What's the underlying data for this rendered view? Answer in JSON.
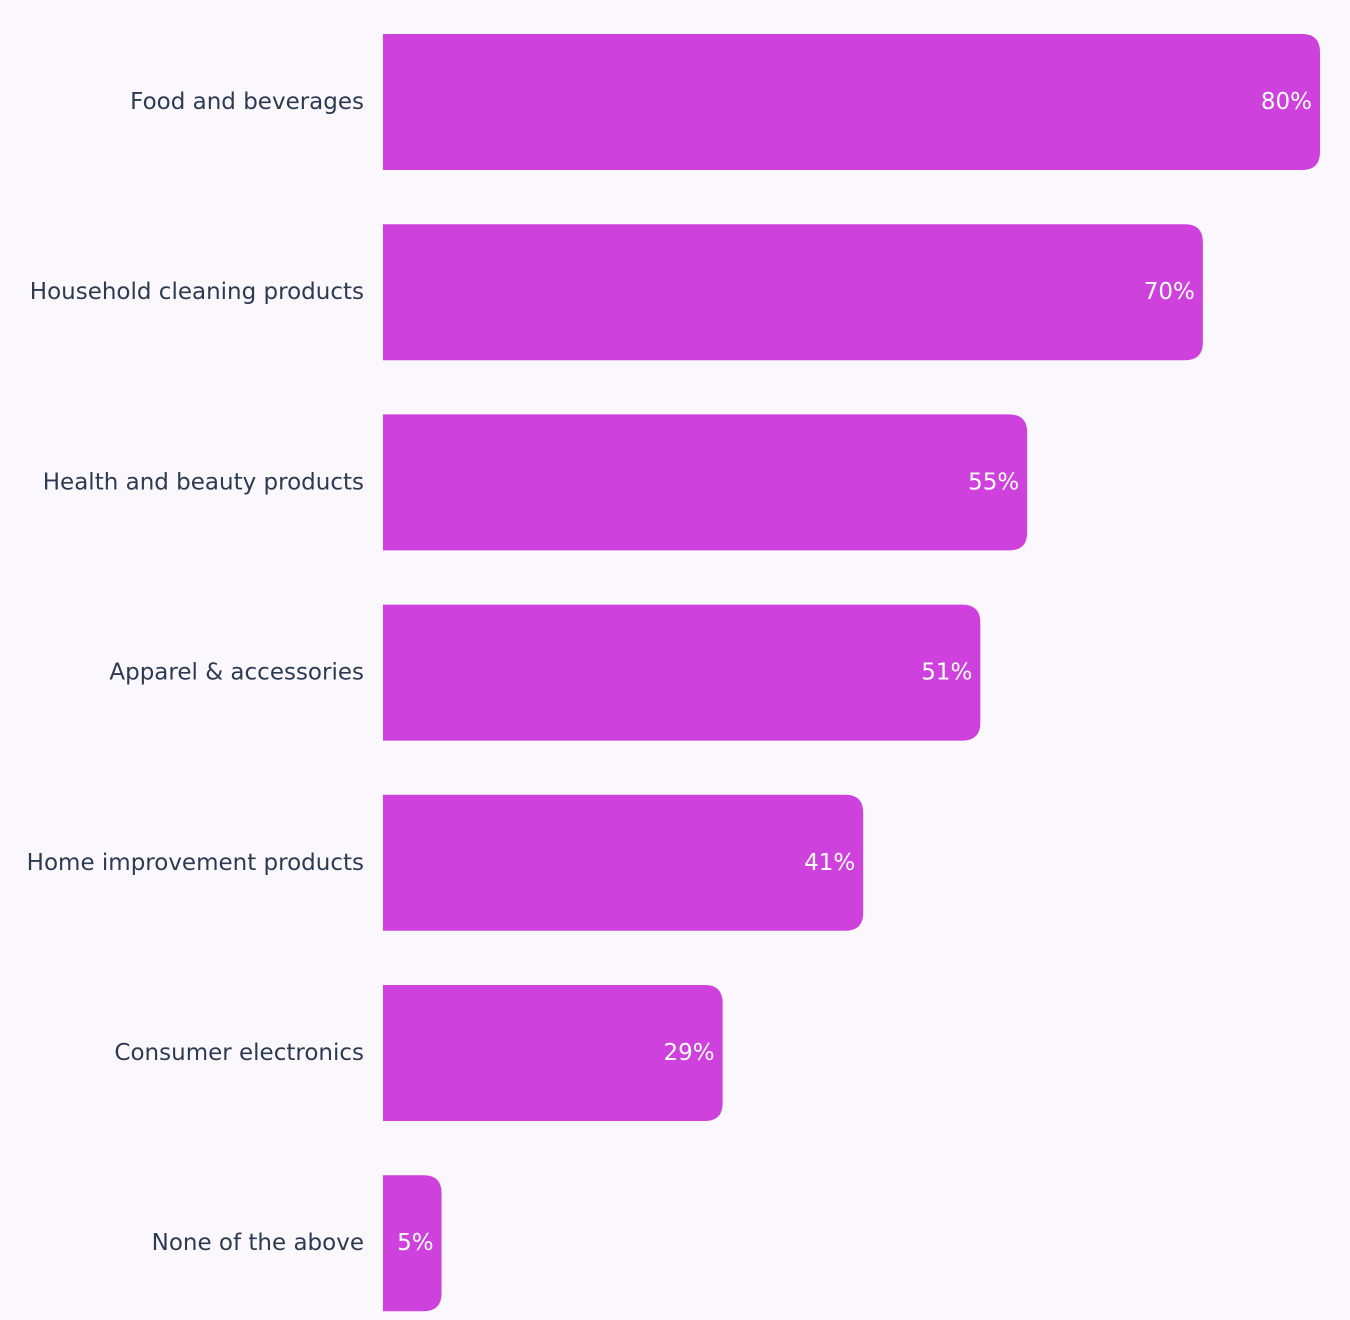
{
  "chart_data": {
    "type": "bar",
    "orientation": "horizontal",
    "categories": [
      "Food and beverages",
      "Household cleaning products",
      "Health and beauty products",
      "Apparel & accessories",
      "Home improvement products",
      "Consumer electronics",
      "None of the above"
    ],
    "values": [
      80,
      70,
      55,
      51,
      41,
      29,
      5
    ],
    "value_labels": [
      "80%",
      "70%",
      "55%",
      "51%",
      "41%",
      "29%",
      "5%"
    ],
    "xlim": [
      0,
      80
    ],
    "grid": false,
    "legend": "none",
    "bar_color": "#cf41dd",
    "label_color": "#2d3a4f",
    "value_label_color": "#ffffff",
    "background": "#fbf8fd"
  }
}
+++++
_EXERCISE DIRECTIONS_
Write out the listing above exactly as it stands, pictures excluded.

_EXPECTED OUTPUT_
What's the underlying data for this rendered view? Answer in JSON.
{
  "chart_data": {
    "type": "bar",
    "orientation": "horizontal",
    "categories": [
      "Food and beverages",
      "Household cleaning products",
      "Health and beauty products",
      "Apparel & accessories",
      "Home improvement products",
      "Consumer electronics",
      "None of the above"
    ],
    "values": [
      80,
      70,
      55,
      51,
      41,
      29,
      5
    ],
    "value_labels": [
      "80%",
      "70%",
      "55%",
      "51%",
      "41%",
      "29%",
      "5%"
    ],
    "xlim": [
      0,
      80
    ],
    "grid": false,
    "legend": "none",
    "bar_color": "#cf41dd",
    "label_color": "#2d3a4f",
    "value_label_color": "#ffffff",
    "background": "#fbf8fd"
  }
}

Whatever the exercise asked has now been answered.